» What the task requires
Write the records out again exactly, leaving no images in.

Dataset listings of figures
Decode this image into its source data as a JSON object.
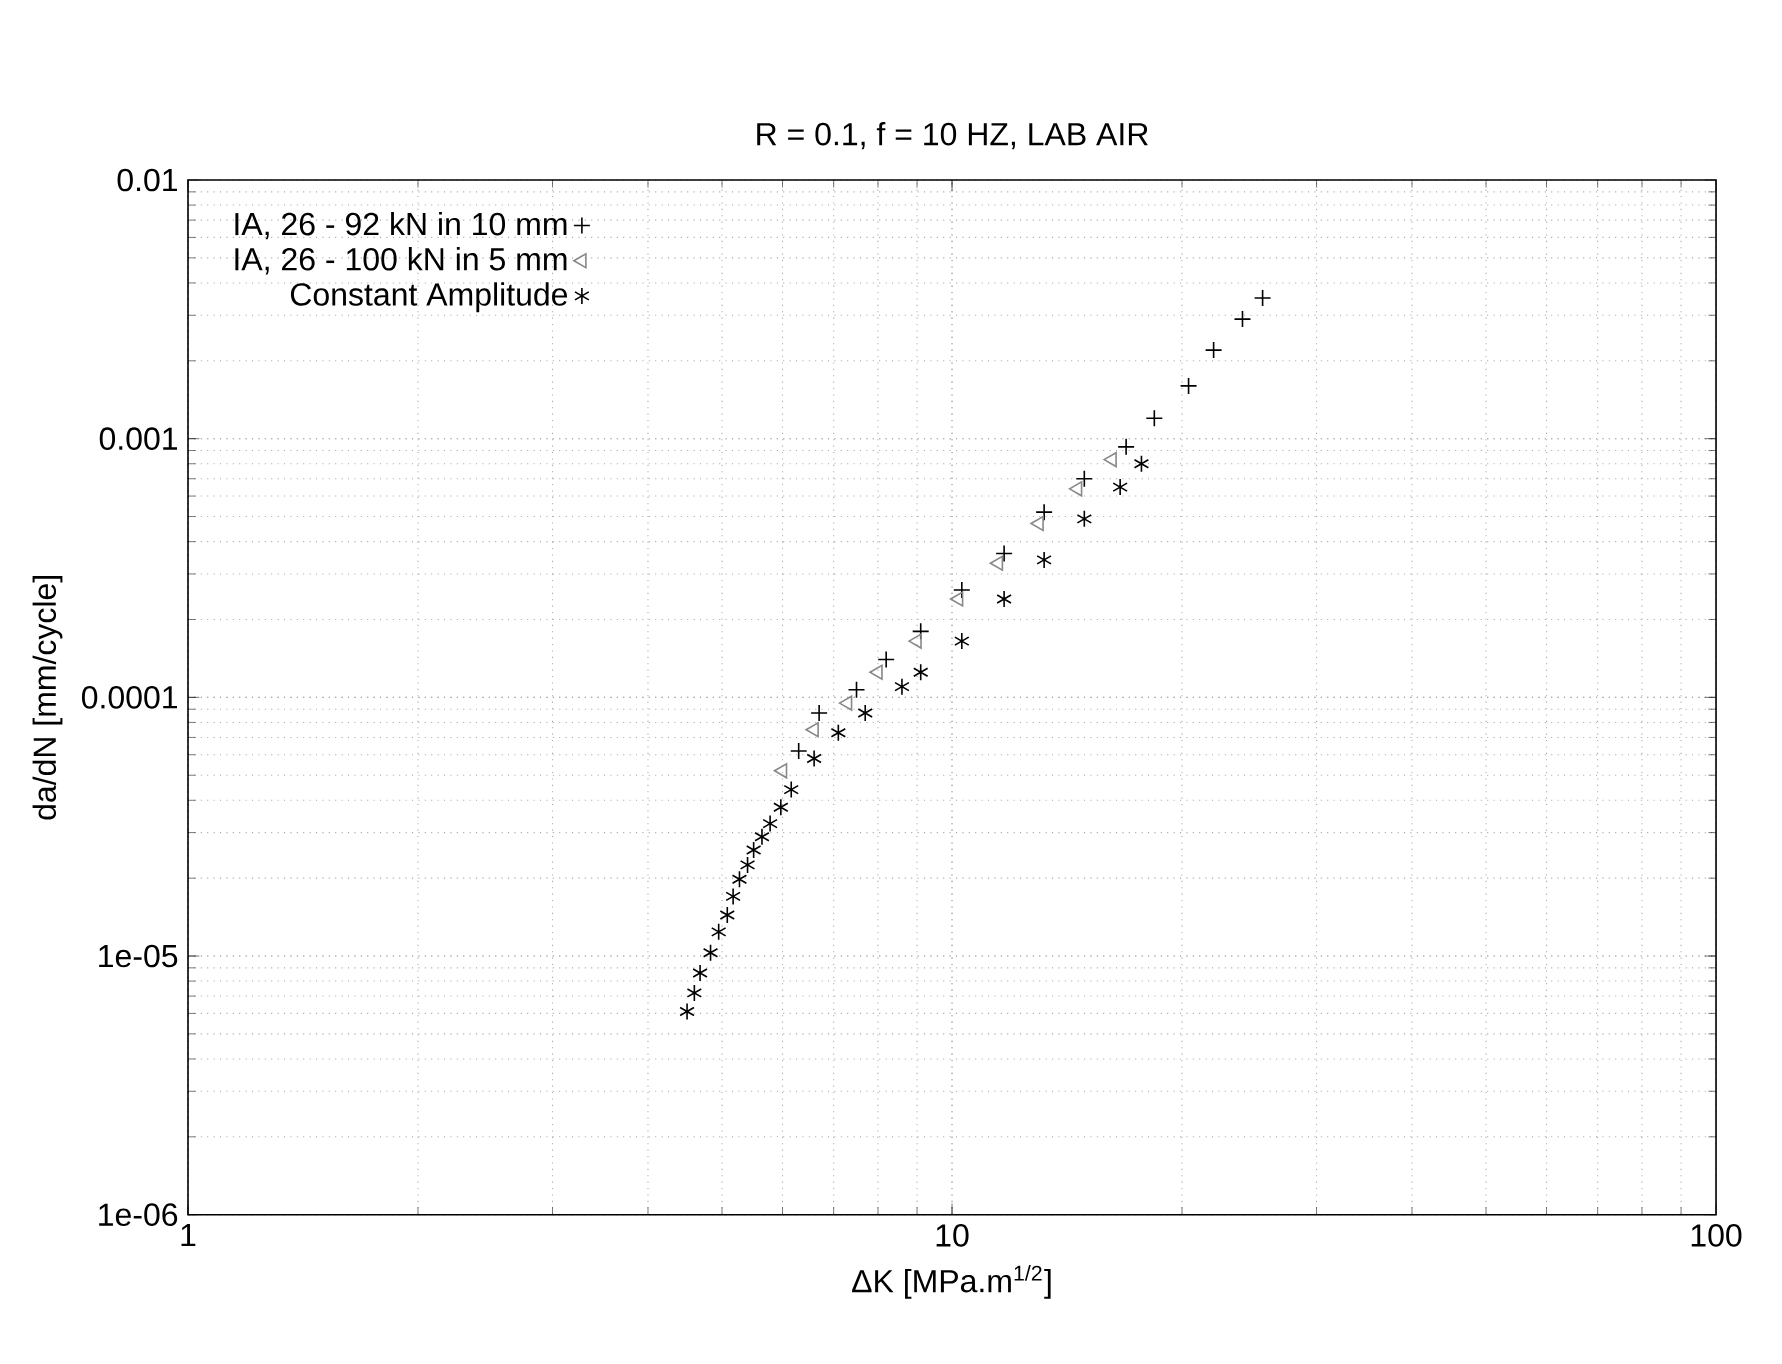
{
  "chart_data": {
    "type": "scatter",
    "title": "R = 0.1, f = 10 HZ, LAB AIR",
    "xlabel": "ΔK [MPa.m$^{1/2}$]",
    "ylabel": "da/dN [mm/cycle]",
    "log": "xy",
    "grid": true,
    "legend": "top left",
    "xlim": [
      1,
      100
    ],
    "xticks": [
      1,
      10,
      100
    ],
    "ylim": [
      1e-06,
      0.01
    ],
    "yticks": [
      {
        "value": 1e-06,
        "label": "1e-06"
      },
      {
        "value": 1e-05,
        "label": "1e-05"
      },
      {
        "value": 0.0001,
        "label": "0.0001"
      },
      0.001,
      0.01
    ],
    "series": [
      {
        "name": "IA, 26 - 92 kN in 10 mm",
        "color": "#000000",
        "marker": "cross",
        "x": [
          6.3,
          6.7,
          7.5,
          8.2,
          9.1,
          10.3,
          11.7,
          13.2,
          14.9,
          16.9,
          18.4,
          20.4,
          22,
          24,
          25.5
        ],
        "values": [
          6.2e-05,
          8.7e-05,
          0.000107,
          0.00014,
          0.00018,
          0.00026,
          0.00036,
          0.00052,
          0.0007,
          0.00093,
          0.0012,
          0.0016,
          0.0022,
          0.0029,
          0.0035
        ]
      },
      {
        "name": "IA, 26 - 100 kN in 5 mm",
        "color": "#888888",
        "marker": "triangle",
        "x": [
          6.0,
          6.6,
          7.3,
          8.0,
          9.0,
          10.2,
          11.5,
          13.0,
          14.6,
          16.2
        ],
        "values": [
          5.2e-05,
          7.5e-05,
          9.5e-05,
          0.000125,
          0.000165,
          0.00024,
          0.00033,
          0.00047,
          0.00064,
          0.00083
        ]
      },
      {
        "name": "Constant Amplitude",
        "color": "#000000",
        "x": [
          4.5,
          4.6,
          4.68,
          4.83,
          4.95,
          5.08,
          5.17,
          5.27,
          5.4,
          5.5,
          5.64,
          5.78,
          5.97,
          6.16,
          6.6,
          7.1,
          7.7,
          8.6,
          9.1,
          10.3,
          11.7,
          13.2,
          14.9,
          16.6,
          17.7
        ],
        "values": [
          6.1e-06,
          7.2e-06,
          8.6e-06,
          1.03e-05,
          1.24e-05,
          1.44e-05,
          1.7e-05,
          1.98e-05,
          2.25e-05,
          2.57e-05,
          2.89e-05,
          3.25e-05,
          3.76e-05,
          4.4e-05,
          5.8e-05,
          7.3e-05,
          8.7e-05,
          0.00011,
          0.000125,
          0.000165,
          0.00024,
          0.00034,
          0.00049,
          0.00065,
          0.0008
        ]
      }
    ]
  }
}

» Correct output
Decode this image into its source data as a JSON object.
{
  "chart_data": {
    "type": "scatter",
    "title": "R = 0.1, f = 10 HZ, LAB AIR",
    "xlabel": "ΔK [MPa.m$^{1/2}$]",
    "ylabel": "da/dN [mm/cycle]",
    "log": "xy",
    "grid": true,
    "legend": "top left",
    "xlim": [
      1,
      100
    ],
    "xticks": [
      1,
      10,
      100
    ],
    "ylim": [
      1e-06,
      0.01
    ],
    "yticks": [
      {
        "value": 1e-06,
        "label": "1e-06"
      },
      {
        "value": 1e-05,
        "label": "1e-05"
      },
      {
        "value": 0.0001,
        "label": "0.0001"
      },
      0.001,
      0.01
    ],
    "series": [
      {
        "name": "IA, 26 - 92 kN in 10 mm",
        "color": "#000000",
        "marker": "cross",
        "x": [
          6.3,
          6.7,
          7.5,
          8.2,
          9.1,
          10.3,
          11.7,
          13.2,
          14.9,
          16.9,
          18.4,
          20.4,
          22,
          24,
          25.5
        ],
        "values": [
          6.2e-05,
          8.7e-05,
          0.000107,
          0.00014,
          0.00018,
          0.00026,
          0.00036,
          0.00052,
          0.0007,
          0.00093,
          0.0012,
          0.0016,
          0.0022,
          0.0029,
          0.0035
        ]
      },
      {
        "name": "IA, 26 - 100 kN in 5 mm",
        "color": "#888888",
        "marker": "triangle",
        "x": [
          6.0,
          6.6,
          7.3,
          8.0,
          9.0,
          10.2,
          11.5,
          13.0,
          14.6,
          16.2
        ],
        "values": [
          5.2e-05,
          7.5e-05,
          9.5e-05,
          0.000125,
          0.000165,
          0.00024,
          0.00033,
          0.00047,
          0.00064,
          0.00083
        ]
      },
      {
        "name": "Constant Amplitude",
        "color": "#000000",
        "x": [
          4.5,
          4.6,
          4.68,
          4.83,
          4.95,
          5.08,
          5.17,
          5.27,
          5.4,
          5.5,
          5.64,
          5.78,
          5.97,
          6.16,
          6.6,
          7.1,
          7.7,
          8.6,
          9.1,
          10.3,
          11.7,
          13.2,
          14.9,
          16.6,
          17.7
        ],
        "values": [
          6.1e-06,
          7.2e-06,
          8.6e-06,
          1.03e-05,
          1.24e-05,
          1.44e-05,
          1.7e-05,
          1.98e-05,
          2.25e-05,
          2.57e-05,
          2.89e-05,
          3.25e-05,
          3.76e-05,
          4.4e-05,
          5.8e-05,
          7.3e-05,
          8.7e-05,
          0.00011,
          0.000125,
          0.000165,
          0.00024,
          0.00034,
          0.00049,
          0.00065,
          0.0008
        ]
      }
    ]
  }
}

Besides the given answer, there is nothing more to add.